▶ _Written problem_
Give only the number of lines in the listing below where the string "发现漏报及时补报" occurs.

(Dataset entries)

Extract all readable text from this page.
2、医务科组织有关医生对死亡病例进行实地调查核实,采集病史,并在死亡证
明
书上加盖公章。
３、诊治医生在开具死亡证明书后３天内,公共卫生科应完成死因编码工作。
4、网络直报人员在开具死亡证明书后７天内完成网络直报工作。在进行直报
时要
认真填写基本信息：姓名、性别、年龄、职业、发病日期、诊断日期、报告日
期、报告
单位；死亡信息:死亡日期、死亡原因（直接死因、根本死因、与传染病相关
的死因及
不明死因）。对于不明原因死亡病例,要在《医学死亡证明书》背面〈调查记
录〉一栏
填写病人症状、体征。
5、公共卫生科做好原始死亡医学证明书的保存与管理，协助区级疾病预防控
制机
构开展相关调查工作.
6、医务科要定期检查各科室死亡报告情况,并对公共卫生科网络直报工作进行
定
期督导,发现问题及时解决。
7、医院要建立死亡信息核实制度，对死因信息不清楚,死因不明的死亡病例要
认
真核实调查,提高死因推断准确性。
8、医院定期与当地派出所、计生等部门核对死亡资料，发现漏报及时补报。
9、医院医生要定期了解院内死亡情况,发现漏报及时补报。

▶ _Output of the task_
2